-- Data shown --
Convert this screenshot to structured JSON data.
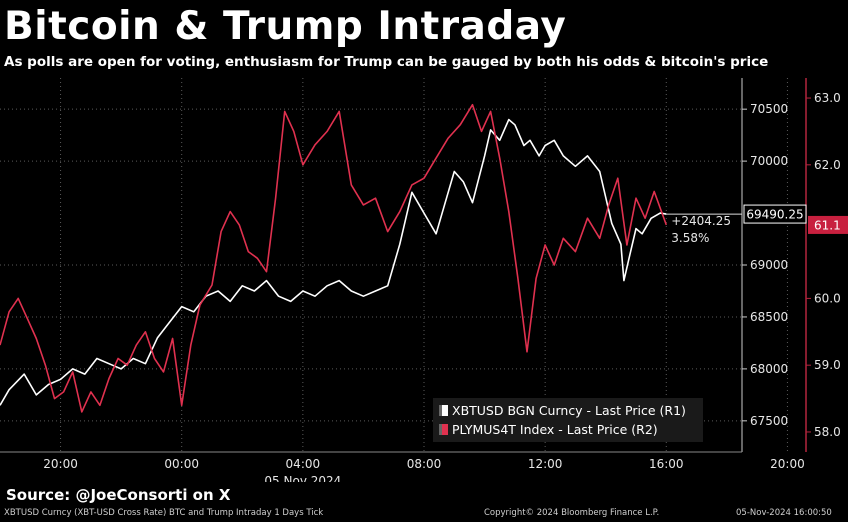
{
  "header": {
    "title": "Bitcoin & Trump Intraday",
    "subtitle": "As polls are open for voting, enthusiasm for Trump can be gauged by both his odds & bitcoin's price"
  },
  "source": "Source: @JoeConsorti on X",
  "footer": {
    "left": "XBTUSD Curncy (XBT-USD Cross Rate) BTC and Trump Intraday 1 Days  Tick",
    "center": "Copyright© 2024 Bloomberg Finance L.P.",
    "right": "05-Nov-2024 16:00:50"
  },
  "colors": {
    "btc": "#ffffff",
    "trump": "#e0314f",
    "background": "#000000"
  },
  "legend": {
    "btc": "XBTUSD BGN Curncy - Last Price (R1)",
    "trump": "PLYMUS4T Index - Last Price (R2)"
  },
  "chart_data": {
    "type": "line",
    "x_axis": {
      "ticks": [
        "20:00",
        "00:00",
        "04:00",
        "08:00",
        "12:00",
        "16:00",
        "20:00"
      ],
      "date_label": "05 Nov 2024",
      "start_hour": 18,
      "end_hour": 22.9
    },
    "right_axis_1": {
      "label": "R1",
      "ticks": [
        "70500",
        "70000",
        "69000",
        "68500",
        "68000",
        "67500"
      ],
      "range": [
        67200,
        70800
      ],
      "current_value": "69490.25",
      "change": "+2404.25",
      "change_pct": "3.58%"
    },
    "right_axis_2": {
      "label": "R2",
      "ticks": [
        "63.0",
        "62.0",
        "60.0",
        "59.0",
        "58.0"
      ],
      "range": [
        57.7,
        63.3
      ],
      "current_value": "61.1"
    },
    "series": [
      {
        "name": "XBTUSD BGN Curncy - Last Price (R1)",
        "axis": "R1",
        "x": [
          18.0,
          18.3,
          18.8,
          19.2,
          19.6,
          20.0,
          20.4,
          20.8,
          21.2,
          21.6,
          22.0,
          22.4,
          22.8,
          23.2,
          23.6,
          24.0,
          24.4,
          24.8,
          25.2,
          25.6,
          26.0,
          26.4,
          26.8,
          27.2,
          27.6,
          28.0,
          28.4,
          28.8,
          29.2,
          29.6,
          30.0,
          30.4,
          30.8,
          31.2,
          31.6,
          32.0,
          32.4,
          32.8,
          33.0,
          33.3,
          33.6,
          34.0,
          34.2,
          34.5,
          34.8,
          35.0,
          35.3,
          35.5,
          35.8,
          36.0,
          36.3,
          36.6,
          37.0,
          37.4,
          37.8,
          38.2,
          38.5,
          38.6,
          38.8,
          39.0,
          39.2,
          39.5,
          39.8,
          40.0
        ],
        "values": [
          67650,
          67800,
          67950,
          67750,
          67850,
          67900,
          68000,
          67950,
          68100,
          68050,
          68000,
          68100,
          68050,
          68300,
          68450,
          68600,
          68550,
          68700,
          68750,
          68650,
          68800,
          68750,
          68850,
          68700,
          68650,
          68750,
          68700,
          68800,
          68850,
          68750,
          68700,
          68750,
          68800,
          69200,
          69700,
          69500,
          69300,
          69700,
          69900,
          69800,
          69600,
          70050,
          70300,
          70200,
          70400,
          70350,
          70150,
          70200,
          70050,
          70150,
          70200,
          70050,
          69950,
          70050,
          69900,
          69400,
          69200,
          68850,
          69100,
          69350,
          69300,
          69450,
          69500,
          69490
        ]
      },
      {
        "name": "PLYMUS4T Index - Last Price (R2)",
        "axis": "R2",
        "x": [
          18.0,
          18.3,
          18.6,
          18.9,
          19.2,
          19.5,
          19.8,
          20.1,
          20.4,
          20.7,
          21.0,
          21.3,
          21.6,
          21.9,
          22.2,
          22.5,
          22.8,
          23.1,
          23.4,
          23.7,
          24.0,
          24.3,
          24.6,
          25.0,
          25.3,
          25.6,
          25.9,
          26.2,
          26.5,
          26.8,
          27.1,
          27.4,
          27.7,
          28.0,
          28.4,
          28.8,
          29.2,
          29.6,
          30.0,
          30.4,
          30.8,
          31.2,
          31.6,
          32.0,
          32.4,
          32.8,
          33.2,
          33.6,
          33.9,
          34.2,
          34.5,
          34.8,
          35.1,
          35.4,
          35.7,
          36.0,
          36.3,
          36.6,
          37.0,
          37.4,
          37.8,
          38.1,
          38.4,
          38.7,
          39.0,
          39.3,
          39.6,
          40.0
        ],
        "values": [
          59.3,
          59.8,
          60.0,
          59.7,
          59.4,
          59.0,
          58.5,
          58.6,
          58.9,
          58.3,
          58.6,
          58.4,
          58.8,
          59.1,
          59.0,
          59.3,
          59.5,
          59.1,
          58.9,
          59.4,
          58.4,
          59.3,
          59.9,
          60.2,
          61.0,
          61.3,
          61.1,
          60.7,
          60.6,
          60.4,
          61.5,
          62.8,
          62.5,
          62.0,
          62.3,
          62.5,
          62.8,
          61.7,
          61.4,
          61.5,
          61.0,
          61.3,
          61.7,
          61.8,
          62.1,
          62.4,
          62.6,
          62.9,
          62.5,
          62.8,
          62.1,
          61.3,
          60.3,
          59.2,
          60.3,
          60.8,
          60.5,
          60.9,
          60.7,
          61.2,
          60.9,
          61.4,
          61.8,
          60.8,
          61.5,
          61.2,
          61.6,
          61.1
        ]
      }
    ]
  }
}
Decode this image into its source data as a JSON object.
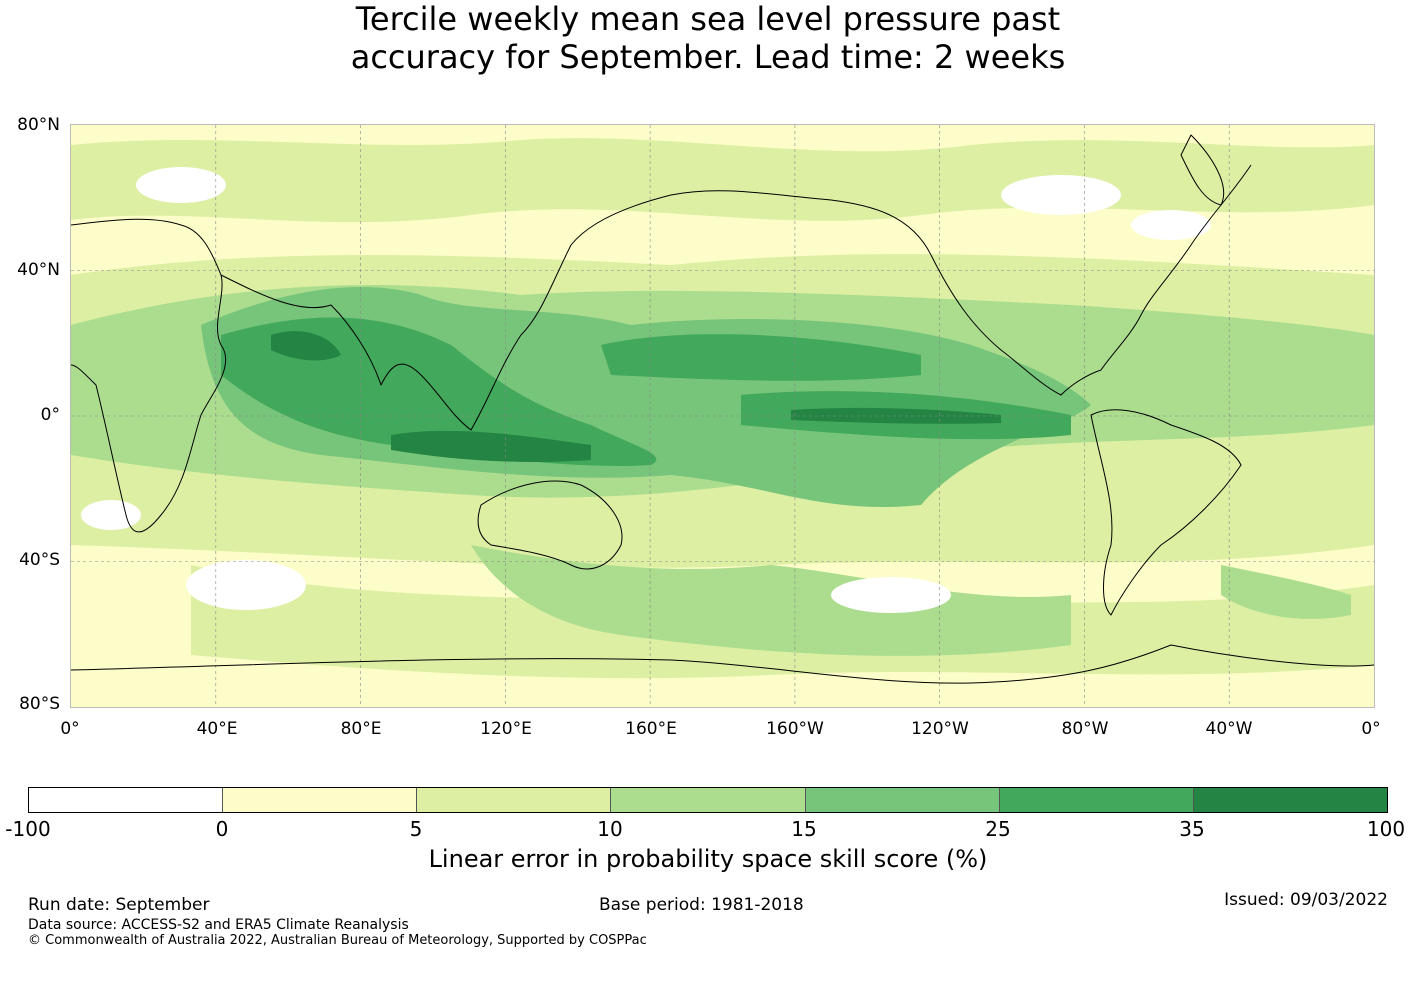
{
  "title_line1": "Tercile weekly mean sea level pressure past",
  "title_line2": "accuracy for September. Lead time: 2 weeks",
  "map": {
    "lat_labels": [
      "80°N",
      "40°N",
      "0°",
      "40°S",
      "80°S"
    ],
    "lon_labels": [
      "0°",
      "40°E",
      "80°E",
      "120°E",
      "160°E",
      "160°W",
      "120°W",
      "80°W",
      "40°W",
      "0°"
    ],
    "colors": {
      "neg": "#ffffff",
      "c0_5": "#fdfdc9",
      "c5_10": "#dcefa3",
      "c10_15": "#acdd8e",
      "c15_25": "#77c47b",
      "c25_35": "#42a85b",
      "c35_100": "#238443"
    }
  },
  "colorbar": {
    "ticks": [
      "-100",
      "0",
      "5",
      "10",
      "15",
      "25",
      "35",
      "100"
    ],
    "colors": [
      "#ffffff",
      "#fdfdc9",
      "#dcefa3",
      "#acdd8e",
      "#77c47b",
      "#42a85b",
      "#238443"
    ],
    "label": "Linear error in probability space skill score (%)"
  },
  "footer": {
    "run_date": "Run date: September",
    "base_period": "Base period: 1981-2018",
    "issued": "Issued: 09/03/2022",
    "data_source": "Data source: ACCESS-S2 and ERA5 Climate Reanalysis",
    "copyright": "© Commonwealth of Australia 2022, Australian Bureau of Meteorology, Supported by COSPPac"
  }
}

-- Problem to solve --
Count the lines of the data that include the string "Index", and give only that number.

-- Written reply --
2